▶ **Goal**:
Pull out every line below that holds the word "DOCTORS".

=== Material for this task ===

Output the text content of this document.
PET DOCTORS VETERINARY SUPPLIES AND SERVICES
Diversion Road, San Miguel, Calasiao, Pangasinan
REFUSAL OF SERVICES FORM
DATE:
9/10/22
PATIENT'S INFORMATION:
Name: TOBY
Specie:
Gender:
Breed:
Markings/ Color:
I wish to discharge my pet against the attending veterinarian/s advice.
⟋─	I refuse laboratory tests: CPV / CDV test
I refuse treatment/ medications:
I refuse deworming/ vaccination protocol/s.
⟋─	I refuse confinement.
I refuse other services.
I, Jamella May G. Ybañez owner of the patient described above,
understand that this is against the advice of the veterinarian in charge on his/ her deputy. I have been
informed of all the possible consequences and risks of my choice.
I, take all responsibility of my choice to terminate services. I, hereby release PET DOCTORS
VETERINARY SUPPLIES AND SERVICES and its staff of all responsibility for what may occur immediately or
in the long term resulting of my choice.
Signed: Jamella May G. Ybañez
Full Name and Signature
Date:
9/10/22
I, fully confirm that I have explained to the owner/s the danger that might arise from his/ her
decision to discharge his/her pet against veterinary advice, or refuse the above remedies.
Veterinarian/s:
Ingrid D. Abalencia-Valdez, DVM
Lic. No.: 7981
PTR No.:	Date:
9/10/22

===

▶ **Final answer**:
PET DOCTORS VETERINARY SUPPLIES AND SERVICES
I, take all responsibility of my choice to terminate services. I, hereby release PET DOCTORS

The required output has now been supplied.